▶ _The exercise_: Copy out each line featuring the string "houses" from the entries beneath.

▶ _Excerpted records_:
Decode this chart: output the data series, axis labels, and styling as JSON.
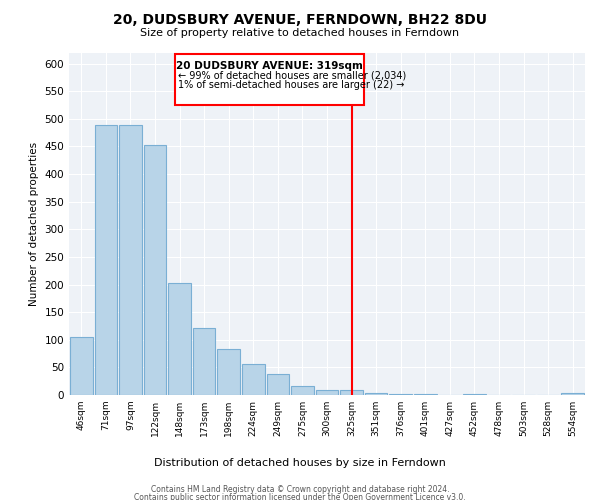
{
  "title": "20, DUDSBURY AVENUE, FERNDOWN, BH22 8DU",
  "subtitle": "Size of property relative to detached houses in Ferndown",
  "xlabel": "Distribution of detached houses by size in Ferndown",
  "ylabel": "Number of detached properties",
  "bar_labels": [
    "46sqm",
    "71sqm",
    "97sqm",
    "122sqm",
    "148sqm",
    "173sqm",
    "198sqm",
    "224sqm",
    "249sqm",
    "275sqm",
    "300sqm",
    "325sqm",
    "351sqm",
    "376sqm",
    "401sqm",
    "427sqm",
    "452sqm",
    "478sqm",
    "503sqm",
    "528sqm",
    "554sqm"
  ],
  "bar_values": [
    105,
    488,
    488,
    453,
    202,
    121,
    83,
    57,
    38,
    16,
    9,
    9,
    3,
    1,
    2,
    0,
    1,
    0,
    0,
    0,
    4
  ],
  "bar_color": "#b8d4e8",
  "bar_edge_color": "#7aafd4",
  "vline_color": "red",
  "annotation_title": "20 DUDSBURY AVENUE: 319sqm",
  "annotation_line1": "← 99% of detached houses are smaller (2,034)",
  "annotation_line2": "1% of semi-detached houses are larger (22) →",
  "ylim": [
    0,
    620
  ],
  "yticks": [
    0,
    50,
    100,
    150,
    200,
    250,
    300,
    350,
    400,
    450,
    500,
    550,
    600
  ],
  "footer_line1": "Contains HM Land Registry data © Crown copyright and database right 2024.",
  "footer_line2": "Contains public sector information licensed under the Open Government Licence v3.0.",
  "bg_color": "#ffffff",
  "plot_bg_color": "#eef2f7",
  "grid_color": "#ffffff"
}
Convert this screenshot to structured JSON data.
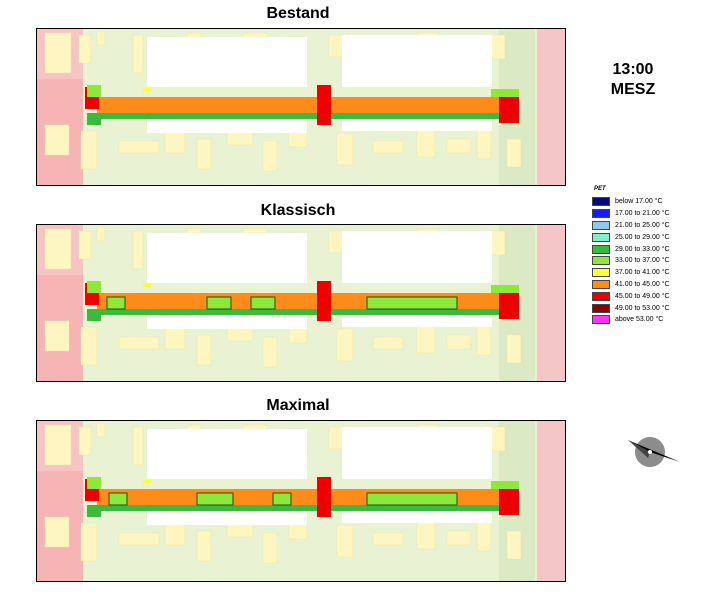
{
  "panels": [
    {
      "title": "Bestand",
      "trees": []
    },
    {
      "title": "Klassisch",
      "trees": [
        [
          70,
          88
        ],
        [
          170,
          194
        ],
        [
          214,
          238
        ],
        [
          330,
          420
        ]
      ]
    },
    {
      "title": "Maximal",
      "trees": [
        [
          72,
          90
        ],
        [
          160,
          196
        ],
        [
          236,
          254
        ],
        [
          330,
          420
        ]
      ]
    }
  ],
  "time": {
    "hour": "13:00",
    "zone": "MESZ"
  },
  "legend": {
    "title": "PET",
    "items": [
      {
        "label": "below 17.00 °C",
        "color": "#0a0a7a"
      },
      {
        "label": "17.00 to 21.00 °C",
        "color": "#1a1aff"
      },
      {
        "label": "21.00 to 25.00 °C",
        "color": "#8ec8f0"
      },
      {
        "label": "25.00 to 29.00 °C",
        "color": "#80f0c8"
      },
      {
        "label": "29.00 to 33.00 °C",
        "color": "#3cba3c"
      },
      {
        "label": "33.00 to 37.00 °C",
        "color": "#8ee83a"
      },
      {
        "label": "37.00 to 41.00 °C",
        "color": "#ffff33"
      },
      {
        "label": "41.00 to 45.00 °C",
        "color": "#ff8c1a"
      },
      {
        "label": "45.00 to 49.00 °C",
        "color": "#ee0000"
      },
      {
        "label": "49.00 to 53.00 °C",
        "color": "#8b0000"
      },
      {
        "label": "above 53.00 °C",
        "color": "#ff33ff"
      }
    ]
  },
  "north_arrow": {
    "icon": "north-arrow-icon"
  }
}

▶ _Reply_:
  "subtitle": "Size of property relative to detached houses in Ferndown",
  "xlabel": "Distribution of detached houses by size in Ferndown",
  "annotation_line1": "← 99% of detached houses are smaller (2,034)",
  "annotation_line2": "1% of semi-detached houses are larger (22) →",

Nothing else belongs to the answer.